- [Material to process]:
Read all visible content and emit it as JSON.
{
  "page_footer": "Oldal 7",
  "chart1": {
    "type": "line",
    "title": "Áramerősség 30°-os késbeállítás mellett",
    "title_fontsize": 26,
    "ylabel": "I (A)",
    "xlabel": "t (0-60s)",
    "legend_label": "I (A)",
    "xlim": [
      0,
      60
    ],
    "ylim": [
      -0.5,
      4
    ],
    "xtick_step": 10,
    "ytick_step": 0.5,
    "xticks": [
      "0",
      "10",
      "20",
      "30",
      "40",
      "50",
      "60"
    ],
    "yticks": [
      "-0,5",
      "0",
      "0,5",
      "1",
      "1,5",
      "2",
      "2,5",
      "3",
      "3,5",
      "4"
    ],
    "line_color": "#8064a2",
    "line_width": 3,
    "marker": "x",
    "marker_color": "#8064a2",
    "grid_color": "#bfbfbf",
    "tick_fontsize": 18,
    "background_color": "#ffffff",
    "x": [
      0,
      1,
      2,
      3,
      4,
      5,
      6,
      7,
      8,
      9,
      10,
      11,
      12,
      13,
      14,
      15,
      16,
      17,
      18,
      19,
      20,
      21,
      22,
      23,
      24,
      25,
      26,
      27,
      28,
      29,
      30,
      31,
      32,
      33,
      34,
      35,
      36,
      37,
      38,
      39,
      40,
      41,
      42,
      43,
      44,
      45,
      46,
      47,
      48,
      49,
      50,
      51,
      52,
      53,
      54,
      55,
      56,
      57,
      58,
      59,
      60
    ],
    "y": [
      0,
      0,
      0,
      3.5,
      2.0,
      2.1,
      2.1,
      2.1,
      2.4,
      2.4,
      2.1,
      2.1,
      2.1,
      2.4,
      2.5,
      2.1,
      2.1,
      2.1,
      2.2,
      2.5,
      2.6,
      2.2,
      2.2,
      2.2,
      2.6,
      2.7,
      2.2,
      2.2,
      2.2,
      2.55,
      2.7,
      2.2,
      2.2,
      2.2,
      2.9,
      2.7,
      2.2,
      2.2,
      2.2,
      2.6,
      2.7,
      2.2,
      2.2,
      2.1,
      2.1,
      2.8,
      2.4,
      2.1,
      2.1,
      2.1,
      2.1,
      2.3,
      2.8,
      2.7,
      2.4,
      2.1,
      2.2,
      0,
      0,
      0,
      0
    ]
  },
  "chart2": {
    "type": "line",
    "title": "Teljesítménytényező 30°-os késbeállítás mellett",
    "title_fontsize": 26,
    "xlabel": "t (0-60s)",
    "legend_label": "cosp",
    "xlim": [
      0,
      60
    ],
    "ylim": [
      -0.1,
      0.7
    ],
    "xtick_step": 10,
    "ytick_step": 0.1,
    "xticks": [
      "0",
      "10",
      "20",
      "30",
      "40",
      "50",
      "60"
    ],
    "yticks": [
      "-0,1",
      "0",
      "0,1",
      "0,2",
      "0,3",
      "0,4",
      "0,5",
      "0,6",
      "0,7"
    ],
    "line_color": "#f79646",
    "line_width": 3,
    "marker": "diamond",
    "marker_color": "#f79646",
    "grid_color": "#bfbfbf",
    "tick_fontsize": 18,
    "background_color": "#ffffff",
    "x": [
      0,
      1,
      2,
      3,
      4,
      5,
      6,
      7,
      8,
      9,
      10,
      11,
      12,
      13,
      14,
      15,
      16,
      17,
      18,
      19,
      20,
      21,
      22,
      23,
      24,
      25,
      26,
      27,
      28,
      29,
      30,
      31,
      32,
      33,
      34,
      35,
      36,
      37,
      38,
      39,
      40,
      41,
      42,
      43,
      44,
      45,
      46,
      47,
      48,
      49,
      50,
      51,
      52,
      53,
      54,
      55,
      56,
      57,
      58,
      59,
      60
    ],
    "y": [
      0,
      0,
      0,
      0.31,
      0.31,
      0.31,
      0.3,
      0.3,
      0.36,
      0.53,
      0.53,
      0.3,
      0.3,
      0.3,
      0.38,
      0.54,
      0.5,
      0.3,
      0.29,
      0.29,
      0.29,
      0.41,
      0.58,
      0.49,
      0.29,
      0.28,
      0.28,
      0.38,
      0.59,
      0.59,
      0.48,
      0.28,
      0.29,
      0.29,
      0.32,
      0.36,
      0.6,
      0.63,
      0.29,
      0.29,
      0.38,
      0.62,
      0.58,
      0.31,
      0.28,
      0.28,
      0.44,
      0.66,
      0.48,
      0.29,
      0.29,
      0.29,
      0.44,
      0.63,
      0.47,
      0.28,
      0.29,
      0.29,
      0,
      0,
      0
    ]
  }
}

- [Goal]:
Copy the data above exactly. Every line must be included.

- [Correct output]:
Read all visible content and emit it as JSON.
{
  "page_footer": "Oldal 7",
  "chart1": {
    "type": "line",
    "title": "Áramerősség 30°-os késbeállítás mellett",
    "title_fontsize": 26,
    "ylabel": "I (A)",
    "xlabel": "t (0-60s)",
    "legend_label": "I (A)",
    "xlim": [
      0,
      60
    ],
    "ylim": [
      -0.5,
      4
    ],
    "xtick_step": 10,
    "ytick_step": 0.5,
    "xticks": [
      "0",
      "10",
      "20",
      "30",
      "40",
      "50",
      "60"
    ],
    "yticks": [
      "-0,5",
      "0",
      "0,5",
      "1",
      "1,5",
      "2",
      "2,5",
      "3",
      "3,5",
      "4"
    ],
    "line_color": "#8064a2",
    "line_width": 3,
    "marker": "x",
    "marker_color": "#8064a2",
    "grid_color": "#bfbfbf",
    "tick_fontsize": 18,
    "background_color": "#ffffff",
    "x": [
      0,
      1,
      2,
      3,
      4,
      5,
      6,
      7,
      8,
      9,
      10,
      11,
      12,
      13,
      14,
      15,
      16,
      17,
      18,
      19,
      20,
      21,
      22,
      23,
      24,
      25,
      26,
      27,
      28,
      29,
      30,
      31,
      32,
      33,
      34,
      35,
      36,
      37,
      38,
      39,
      40,
      41,
      42,
      43,
      44,
      45,
      46,
      47,
      48,
      49,
      50,
      51,
      52,
      53,
      54,
      55,
      56,
      57,
      58,
      59,
      60
    ],
    "y": [
      0,
      0,
      0,
      3.5,
      2.0,
      2.1,
      2.1,
      2.1,
      2.4,
      2.4,
      2.1,
      2.1,
      2.1,
      2.4,
      2.5,
      2.1,
      2.1,
      2.1,
      2.2,
      2.5,
      2.6,
      2.2,
      2.2,
      2.2,
      2.6,
      2.7,
      2.2,
      2.2,
      2.2,
      2.55,
      2.7,
      2.2,
      2.2,
      2.2,
      2.9,
      2.7,
      2.2,
      2.2,
      2.2,
      2.6,
      2.7,
      2.2,
      2.2,
      2.1,
      2.1,
      2.8,
      2.4,
      2.1,
      2.1,
      2.1,
      2.1,
      2.3,
      2.8,
      2.7,
      2.4,
      2.1,
      2.2,
      0,
      0,
      0,
      0
    ]
  },
  "chart2": {
    "type": "line",
    "title": "Teljesítménytényező 30°-os késbeállítás mellett",
    "title_fontsize": 26,
    "xlabel": "t (0-60s)",
    "legend_label": "cosp",
    "xlim": [
      0,
      60
    ],
    "ylim": [
      -0.1,
      0.7
    ],
    "xtick_step": 10,
    "ytick_step": 0.1,
    "xticks": [
      "0",
      "10",
      "20",
      "30",
      "40",
      "50",
      "60"
    ],
    "yticks": [
      "-0,1",
      "0",
      "0,1",
      "0,2",
      "0,3",
      "0,4",
      "0,5",
      "0,6",
      "0,7"
    ],
    "line_color": "#f79646",
    "line_width": 3,
    "marker": "diamond",
    "marker_color": "#f79646",
    "grid_color": "#bfbfbf",
    "tick_fontsize": 18,
    "background_color": "#ffffff",
    "x": [
      0,
      1,
      2,
      3,
      4,
      5,
      6,
      7,
      8,
      9,
      10,
      11,
      12,
      13,
      14,
      15,
      16,
      17,
      18,
      19,
      20,
      21,
      22,
      23,
      24,
      25,
      26,
      27,
      28,
      29,
      30,
      31,
      32,
      33,
      34,
      35,
      36,
      37,
      38,
      39,
      40,
      41,
      42,
      43,
      44,
      45,
      46,
      47,
      48,
      49,
      50,
      51,
      52,
      53,
      54,
      55,
      56,
      57,
      58,
      59,
      60
    ],
    "y": [
      0,
      0,
      0,
      0.31,
      0.31,
      0.31,
      0.3,
      0.3,
      0.36,
      0.53,
      0.53,
      0.3,
      0.3,
      0.3,
      0.38,
      0.54,
      0.5,
      0.3,
      0.29,
      0.29,
      0.29,
      0.41,
      0.58,
      0.49,
      0.29,
      0.28,
      0.28,
      0.38,
      0.59,
      0.59,
      0.48,
      0.28,
      0.29,
      0.29,
      0.32,
      0.36,
      0.6,
      0.63,
      0.29,
      0.29,
      0.38,
      0.62,
      0.58,
      0.31,
      0.28,
      0.28,
      0.44,
      0.66,
      0.48,
      0.29,
      0.29,
      0.29,
      0.44,
      0.63,
      0.47,
      0.28,
      0.29,
      0.29,
      0,
      0,
      0
    ]
  }
}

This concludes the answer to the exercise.